> Description of the task
Identify each line in the records below that contains the word "JSON", and copy it.

[Raw records]

=-=-=-=-=

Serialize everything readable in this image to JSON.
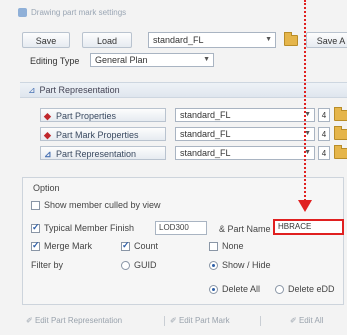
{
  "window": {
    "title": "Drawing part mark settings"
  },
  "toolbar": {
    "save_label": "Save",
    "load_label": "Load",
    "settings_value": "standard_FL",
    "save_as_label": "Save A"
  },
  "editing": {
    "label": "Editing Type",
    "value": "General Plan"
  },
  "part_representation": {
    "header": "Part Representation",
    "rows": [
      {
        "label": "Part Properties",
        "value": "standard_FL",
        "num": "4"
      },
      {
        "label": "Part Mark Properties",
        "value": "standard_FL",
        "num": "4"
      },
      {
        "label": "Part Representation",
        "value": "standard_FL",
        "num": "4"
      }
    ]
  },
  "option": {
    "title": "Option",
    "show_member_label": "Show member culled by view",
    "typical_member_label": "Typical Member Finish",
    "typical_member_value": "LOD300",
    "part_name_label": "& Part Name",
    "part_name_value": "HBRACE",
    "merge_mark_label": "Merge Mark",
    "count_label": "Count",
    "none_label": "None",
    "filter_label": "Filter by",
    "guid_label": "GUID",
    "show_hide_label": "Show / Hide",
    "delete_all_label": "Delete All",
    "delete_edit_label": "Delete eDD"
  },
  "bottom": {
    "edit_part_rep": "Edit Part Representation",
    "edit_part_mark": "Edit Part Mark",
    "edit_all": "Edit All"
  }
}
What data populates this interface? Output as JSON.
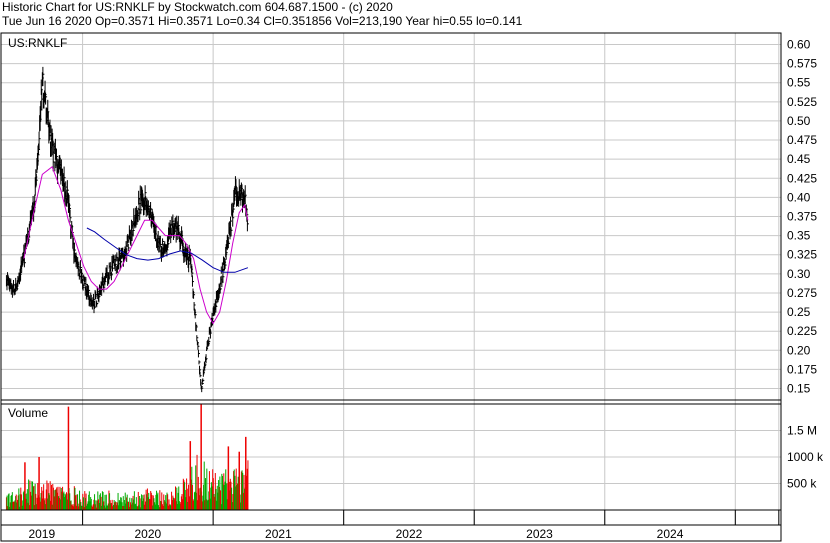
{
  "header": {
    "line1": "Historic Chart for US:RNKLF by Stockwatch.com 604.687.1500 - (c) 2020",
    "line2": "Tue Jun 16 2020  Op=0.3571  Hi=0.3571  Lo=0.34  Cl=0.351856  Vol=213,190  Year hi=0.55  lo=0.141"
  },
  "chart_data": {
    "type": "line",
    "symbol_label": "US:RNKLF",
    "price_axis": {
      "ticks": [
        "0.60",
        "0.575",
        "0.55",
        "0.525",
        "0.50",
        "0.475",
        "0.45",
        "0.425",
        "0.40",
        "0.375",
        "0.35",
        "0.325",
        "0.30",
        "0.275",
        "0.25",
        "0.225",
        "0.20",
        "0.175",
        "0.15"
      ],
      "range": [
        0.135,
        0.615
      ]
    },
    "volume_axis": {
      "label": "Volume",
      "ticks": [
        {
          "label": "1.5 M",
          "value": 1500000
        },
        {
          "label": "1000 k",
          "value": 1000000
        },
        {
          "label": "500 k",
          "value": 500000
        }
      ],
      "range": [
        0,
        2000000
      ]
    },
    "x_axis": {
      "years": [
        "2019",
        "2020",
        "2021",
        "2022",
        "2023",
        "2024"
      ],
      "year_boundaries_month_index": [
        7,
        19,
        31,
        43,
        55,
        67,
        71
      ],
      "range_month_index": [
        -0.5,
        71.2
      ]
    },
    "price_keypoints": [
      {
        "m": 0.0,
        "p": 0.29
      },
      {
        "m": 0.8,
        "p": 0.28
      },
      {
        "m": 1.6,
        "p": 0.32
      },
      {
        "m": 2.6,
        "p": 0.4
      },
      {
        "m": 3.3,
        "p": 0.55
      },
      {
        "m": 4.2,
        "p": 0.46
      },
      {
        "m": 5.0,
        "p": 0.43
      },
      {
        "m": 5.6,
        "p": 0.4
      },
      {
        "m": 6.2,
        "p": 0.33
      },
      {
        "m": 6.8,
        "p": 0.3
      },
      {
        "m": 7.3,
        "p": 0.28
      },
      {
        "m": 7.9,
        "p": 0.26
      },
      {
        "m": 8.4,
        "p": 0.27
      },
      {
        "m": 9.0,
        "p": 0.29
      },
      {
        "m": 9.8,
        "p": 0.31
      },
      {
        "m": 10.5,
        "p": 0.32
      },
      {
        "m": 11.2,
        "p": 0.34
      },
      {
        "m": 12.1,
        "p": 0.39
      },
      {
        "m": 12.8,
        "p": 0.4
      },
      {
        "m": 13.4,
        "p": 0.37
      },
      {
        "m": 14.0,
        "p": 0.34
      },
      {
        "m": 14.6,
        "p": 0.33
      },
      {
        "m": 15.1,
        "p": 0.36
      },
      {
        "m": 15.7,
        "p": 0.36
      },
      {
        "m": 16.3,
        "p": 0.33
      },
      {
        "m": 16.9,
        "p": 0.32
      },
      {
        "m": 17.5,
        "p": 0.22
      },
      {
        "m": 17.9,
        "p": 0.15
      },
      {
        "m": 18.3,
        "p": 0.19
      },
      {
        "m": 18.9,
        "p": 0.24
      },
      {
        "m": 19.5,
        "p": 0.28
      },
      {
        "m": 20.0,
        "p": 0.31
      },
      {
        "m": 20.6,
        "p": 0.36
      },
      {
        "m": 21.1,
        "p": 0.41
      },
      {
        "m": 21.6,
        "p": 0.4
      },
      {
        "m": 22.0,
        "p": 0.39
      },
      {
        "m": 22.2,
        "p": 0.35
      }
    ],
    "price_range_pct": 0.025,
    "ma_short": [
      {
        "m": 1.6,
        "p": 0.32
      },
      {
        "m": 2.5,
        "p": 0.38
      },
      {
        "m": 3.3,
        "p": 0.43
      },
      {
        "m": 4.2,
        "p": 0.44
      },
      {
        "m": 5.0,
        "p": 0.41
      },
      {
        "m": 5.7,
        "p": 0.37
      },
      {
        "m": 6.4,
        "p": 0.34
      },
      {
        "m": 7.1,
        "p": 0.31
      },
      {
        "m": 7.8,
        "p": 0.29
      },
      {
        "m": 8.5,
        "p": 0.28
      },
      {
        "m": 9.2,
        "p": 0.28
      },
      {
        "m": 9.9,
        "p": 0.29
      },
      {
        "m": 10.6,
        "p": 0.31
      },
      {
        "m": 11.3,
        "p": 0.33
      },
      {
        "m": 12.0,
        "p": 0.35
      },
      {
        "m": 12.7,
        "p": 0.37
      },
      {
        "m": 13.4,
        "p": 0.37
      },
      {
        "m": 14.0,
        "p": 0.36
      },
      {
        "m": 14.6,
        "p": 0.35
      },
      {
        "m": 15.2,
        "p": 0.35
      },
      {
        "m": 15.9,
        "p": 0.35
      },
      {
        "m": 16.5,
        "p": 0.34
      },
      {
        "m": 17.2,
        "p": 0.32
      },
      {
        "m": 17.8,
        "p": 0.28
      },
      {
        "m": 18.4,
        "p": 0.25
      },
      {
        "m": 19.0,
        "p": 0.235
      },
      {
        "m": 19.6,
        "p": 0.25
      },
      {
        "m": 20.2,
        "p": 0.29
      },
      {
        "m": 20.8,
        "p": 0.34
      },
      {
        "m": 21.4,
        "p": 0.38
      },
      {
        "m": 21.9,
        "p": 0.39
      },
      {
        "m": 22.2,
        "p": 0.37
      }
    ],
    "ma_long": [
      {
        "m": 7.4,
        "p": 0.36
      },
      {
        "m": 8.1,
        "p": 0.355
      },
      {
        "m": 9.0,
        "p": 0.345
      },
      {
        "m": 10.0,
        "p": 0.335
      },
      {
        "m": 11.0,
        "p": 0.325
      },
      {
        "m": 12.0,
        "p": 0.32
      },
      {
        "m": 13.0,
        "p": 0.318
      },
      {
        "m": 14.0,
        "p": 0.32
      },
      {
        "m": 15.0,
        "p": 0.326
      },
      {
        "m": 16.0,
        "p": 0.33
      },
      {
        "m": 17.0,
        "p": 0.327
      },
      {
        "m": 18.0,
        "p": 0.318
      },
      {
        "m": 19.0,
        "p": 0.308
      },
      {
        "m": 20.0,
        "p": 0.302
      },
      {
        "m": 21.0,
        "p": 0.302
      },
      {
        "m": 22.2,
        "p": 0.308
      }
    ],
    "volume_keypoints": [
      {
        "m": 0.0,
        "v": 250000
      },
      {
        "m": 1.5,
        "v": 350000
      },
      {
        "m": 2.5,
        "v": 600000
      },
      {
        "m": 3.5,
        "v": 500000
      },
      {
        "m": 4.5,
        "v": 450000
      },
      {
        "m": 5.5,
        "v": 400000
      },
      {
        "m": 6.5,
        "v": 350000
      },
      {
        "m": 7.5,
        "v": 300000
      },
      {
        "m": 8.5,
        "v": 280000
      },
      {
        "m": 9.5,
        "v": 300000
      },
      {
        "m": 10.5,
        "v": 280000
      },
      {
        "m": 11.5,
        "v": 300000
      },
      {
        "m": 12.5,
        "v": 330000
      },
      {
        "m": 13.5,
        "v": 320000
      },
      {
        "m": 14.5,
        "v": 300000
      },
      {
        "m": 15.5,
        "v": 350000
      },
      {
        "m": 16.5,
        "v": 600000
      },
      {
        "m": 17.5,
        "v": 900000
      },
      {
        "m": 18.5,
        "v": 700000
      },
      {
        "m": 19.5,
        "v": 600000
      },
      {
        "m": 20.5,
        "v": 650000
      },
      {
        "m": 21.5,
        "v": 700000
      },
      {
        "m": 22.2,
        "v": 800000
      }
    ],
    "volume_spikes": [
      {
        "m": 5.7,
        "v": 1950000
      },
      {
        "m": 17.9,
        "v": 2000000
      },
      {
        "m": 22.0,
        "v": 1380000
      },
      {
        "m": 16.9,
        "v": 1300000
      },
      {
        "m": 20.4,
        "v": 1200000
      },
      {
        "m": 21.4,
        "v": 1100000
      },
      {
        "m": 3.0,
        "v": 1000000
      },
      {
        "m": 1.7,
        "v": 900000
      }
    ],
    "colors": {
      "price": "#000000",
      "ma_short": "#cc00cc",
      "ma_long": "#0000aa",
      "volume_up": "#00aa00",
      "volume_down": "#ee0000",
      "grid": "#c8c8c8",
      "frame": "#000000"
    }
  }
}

=-=-=-=-=

> Exercise answer
Serialize everything readable in this image to JSON.
What data populates this interface? Output as JSON.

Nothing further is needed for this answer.